- _DIRECTIVE_: In the listing below, locate the lines that hold "fill" and copy them.

- _Figure dataset records_:
* begin *
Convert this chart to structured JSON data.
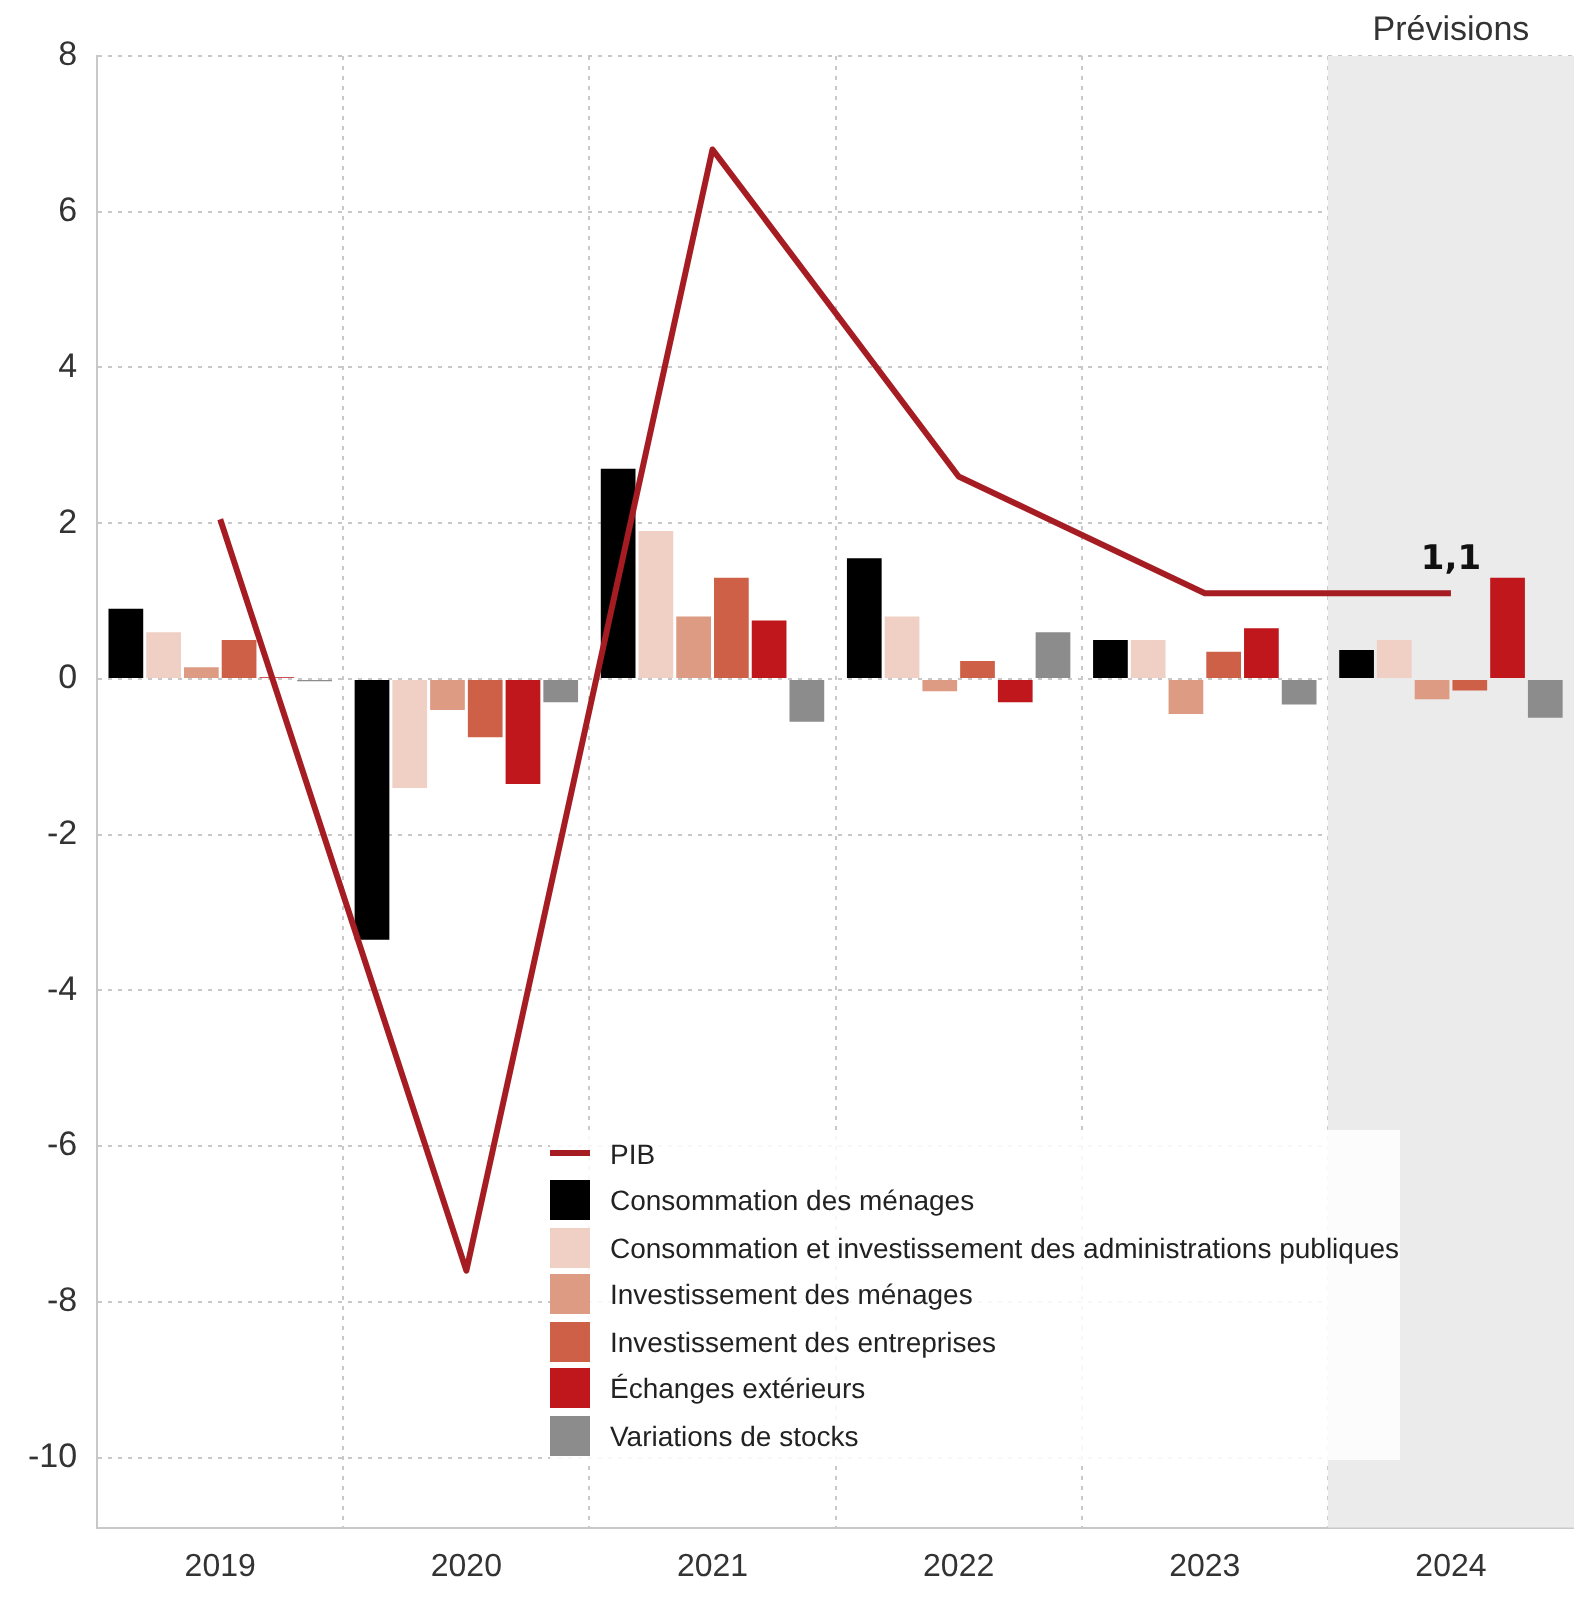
{
  "chart_data": {
    "type": "bar",
    "categories": [
      "2019",
      "2020",
      "2021",
      "2022",
      "2023",
      "2024"
    ],
    "series": [
      {
        "name": "PIB",
        "type": "line",
        "color": "#a51d22",
        "values": [
          2.05,
          -7.6,
          6.8,
          2.6,
          1.1,
          1.1
        ],
        "value_labels": [
          null,
          null,
          null,
          null,
          null,
          "1,1"
        ]
      },
      {
        "name": "Consommation des ménages",
        "color": "#000000",
        "values": [
          0.9,
          -3.35,
          2.7,
          1.55,
          0.5,
          0.37
        ]
      },
      {
        "name": "Consommation et investissement des administrations publiques",
        "color": "#f0cfc4",
        "values": [
          0.6,
          -1.4,
          1.9,
          0.8,
          0.5,
          0.5
        ]
      },
      {
        "name": "Investissement des ménages",
        "color": "#de9b84",
        "values": [
          0.15,
          -0.4,
          0.8,
          -0.16,
          -0.45,
          -0.26
        ]
      },
      {
        "name": "Investissement des entreprises",
        "color": "#cf6048",
        "values": [
          0.5,
          -0.75,
          1.3,
          0.23,
          0.35,
          -0.15
        ]
      },
      {
        "name": "Échanges extérieurs",
        "color": "#c0171c",
        "values": [
          0.02,
          -1.35,
          0.75,
          -0.3,
          0.65,
          1.3
        ]
      },
      {
        "name": "Variations de stocks",
        "color": "#8c8c8c",
        "values": [
          -0.03,
          -0.3,
          -0.55,
          0.6,
          -0.33,
          -0.5
        ]
      }
    ],
    "ylim": [
      -10.9,
      8
    ],
    "yticks": [
      -10,
      -8,
      -6,
      -4,
      -2,
      0,
      2,
      4,
      6,
      8
    ],
    "grid": true,
    "legend": "bottom",
    "bands": [
      {
        "axis": "x",
        "from": "2024",
        "to": "2024",
        "label": "Prévisions",
        "color": "#ebebeb"
      }
    ]
  }
}
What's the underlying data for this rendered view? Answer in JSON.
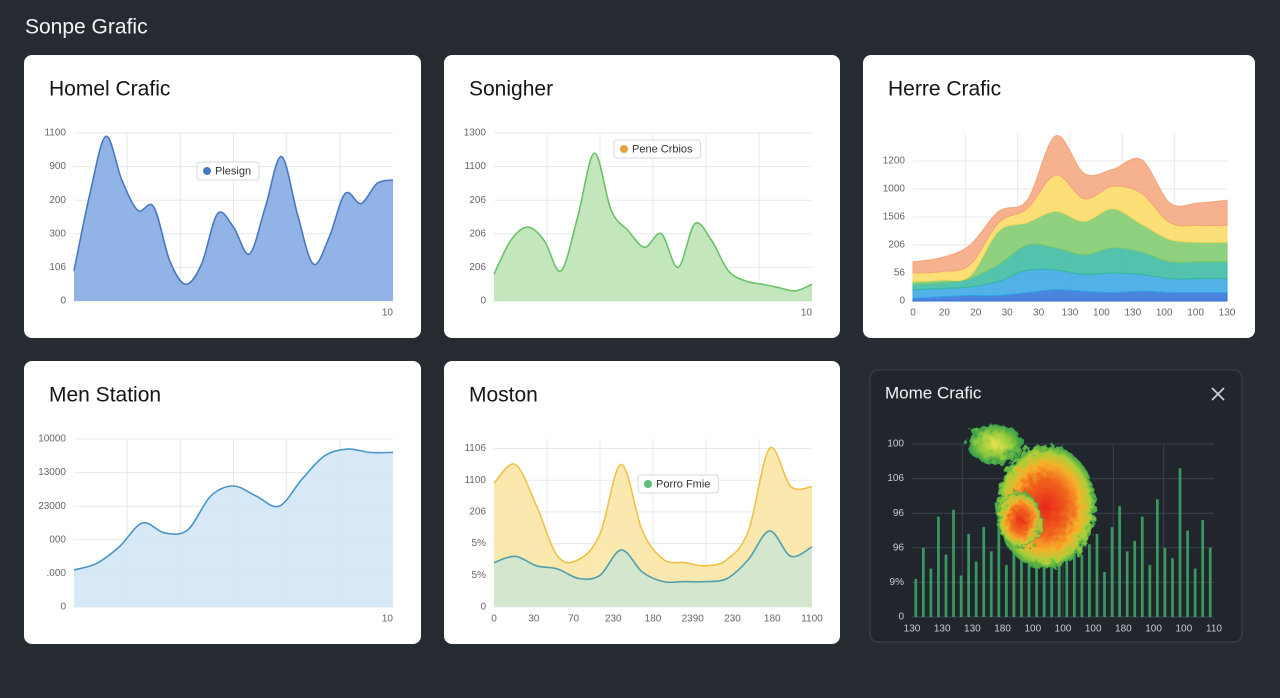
{
  "header": {
    "title": "Sonpe Grafic"
  },
  "panels": [
    {
      "title": "Homel Crafic",
      "chart": {
        "type": "area",
        "ylim": [
          0,
          5
        ],
        "yticks": [
          0,
          {
            "value": 1,
            "label": "106"
          },
          {
            "value": 2,
            "label": "300"
          },
          {
            "value": 3,
            "label": "200"
          },
          {
            "value": 4,
            "label": "900"
          },
          {
            "value": 5,
            "label": "1100"
          }
        ],
        "x_labels": [
          "10"
        ],
        "series": [
          {
            "name": "Plesign",
            "color": "#4a78c0",
            "fill": "#86abe2",
            "values": [
              0.9,
              3.2,
              4.9,
              3.6,
              2.7,
              2.8,
              1.2,
              0.5,
              1.1,
              2.6,
              2.2,
              1.4,
              2.8,
              4.3,
              2.6,
              1.1,
              1.9,
              3.2,
              2.9,
              3.5,
              3.6
            ]
          }
        ]
      }
    },
    {
      "title": "Sonigher",
      "chart": {
        "type": "area",
        "ylim": [
          0,
          5
        ],
        "yticks": [
          0,
          {
            "value": 1,
            "label": "206"
          },
          {
            "value": 2,
            "label": "206"
          },
          {
            "value": 3,
            "label": "206"
          },
          {
            "value": 4,
            "label": "1100"
          },
          {
            "value": 5,
            "label": "1300"
          }
        ],
        "x_labels": [
          "10"
        ],
        "series": [
          {
            "name": "Pene Crbios",
            "color": "#6cc26a",
            "fill": "#bce3b6",
            "dot": "#e8a23a",
            "values": [
              0.8,
              1.8,
              2.2,
              1.8,
              0.9,
              2.5,
              4.4,
              2.7,
              2.1,
              1.6,
              2.0,
              1.0,
              2.3,
              1.8,
              0.9,
              0.6,
              0.5,
              0.4,
              0.3,
              0.5
            ]
          }
        ]
      }
    },
    {
      "title": "Herre Crafic",
      "chart": {
        "type": "area",
        "stacked": true,
        "ylim": [
          0,
          6
        ],
        "yticks": [
          0,
          {
            "value": 1,
            "label": "56"
          },
          {
            "value": 2,
            "label": "206"
          },
          {
            "value": 3,
            "label": "1506"
          },
          {
            "value": 4,
            "label": "1000"
          },
          {
            "value": 5,
            "label": "1200"
          }
        ],
        "x_labels": [
          "0",
          "20",
          "20",
          "30",
          "30",
          "130",
          "100",
          "130",
          "100",
          "100",
          "130"
        ],
        "series": [
          {
            "color": "#2b6fd8",
            "values": [
              0.1,
              0.15,
              0.2,
              0.2,
              0.3,
              0.4,
              0.35,
              0.3,
              0.35,
              0.3,
              0.3,
              0.3
            ]
          },
          {
            "color": "#34a4e4",
            "values": [
              0.3,
              0.3,
              0.3,
              0.5,
              0.8,
              0.7,
              0.6,
              0.7,
              0.6,
              0.5,
              0.5,
              0.5
            ]
          },
          {
            "color": "#35b8a0",
            "values": [
              0.2,
              0.2,
              0.3,
              0.6,
              0.9,
              0.8,
              0.7,
              0.9,
              0.8,
              0.6,
              0.6,
              0.6
            ]
          },
          {
            "color": "#7cc96a",
            "values": [
              0.1,
              0.1,
              0.1,
              1.2,
              0.8,
              1.3,
              1.2,
              1.4,
              1.0,
              0.8,
              0.7,
              0.7
            ]
          },
          {
            "color": "#fbd95f",
            "values": [
              0.3,
              0.3,
              0.4,
              0.3,
              0.5,
              1.3,
              0.8,
              0.8,
              1.1,
              0.6,
              0.6,
              0.6
            ]
          },
          {
            "color": "#f4a47a",
            "values": [
              0.4,
              0.5,
              0.7,
              0.4,
              0.3,
              1.4,
              0.9,
              0.6,
              1.2,
              0.7,
              0.8,
              0.9
            ]
          }
        ]
      }
    },
    {
      "title": "Men Station",
      "chart": {
        "type": "area",
        "ylim": [
          0,
          5
        ],
        "yticks": [
          0,
          {
            "value": 1,
            "label": ".000"
          },
          {
            "value": 2,
            "label": "000"
          },
          {
            "value": 3,
            "label": "23000"
          },
          {
            "value": 4,
            "label": "13000"
          },
          {
            "value": 5,
            "label": "10000"
          }
        ],
        "x_labels": [
          "10"
        ],
        "series": [
          {
            "color": "#4a96c8",
            "fill": "#d3e6f5",
            "values": [
              1.1,
              1.3,
              1.8,
              2.5,
              2.2,
              2.3,
              3.3,
              3.6,
              3.3,
              3.0,
              3.8,
              4.5,
              4.7,
              4.6,
              4.6
            ]
          }
        ]
      }
    },
    {
      "title": "Moston",
      "chart": {
        "type": "area",
        "ylim": [
          0,
          5.3
        ],
        "yticks": [
          0,
          {
            "value": 1,
            "label": "5%"
          },
          {
            "value": 2,
            "label": "5%"
          },
          {
            "value": 3,
            "label": "206"
          },
          {
            "value": 4,
            "label": "1100"
          },
          {
            "value": 5,
            "label": "1106"
          }
        ],
        "x_labels": [
          "0",
          "30",
          "70",
          "230",
          "180",
          "2390",
          "230",
          "180",
          "1100"
        ],
        "series": [
          {
            "color": "#eec24a",
            "fill": "#fbe6a6",
            "values": [
              3.9,
              4.5,
              3.2,
              1.6,
              1.5,
              2.3,
              4.5,
              2.4,
              1.5,
              1.4,
              1.3,
              1.5,
              2.4,
              5.0,
              3.8,
              3.8
            ]
          },
          {
            "name": "Porro Fmie",
            "color": "#4f9fae",
            "fill": "#cfe7d2",
            "dot": "#5cbf7a",
            "values": [
              1.4,
              1.6,
              1.3,
              1.2,
              0.9,
              1.0,
              1.8,
              1.1,
              0.8,
              0.8,
              0.8,
              0.9,
              1.5,
              2.4,
              1.6,
              1.9
            ]
          }
        ]
      }
    },
    {
      "title": "Mome Crafic",
      "chart": {
        "type": "bar",
        "ylim": [
          0,
          5
        ],
        "yticks": [
          0,
          {
            "value": 1,
            "label": "9%"
          },
          {
            "value": 2,
            "label": "96"
          },
          {
            "value": 3,
            "label": "96"
          },
          {
            "value": 4,
            "label": "106"
          },
          {
            "value": 5,
            "label": "100"
          }
        ],
        "x_labels": [
          "130",
          "130",
          "130",
          "180",
          "100",
          "100",
          "100",
          "180",
          "100",
          "100",
          "110"
        ],
        "series": [
          {
            "color": "#3fae6a",
            "values": [
              1.1,
              2.0,
              1.4,
              2.9,
              1.8,
              3.1,
              1.2,
              2.4,
              1.6,
              2.6,
              1.9,
              3.3,
              1.5,
              2.2,
              2.8,
              1.7,
              2.5,
              2.0,
              3.0,
              2.3,
              1.6,
              2.7,
              1.8,
              2.1,
              2.4,
              1.3,
              2.6,
              3.2,
              1.9,
              2.2,
              2.9,
              1.5,
              3.4,
              2.0,
              1.7,
              4.3,
              2.5,
              1.4,
              2.8,
              2.0
            ]
          }
        ]
      }
    }
  ]
}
* end *
- _TASK RESPONSE_:
            "fill": "#86abe2",
            "fill": "#bce3b6",
            "fill": "#d3e6f5",
            "fill": "#fbe6a6",
            "fill": "#cfe7d2",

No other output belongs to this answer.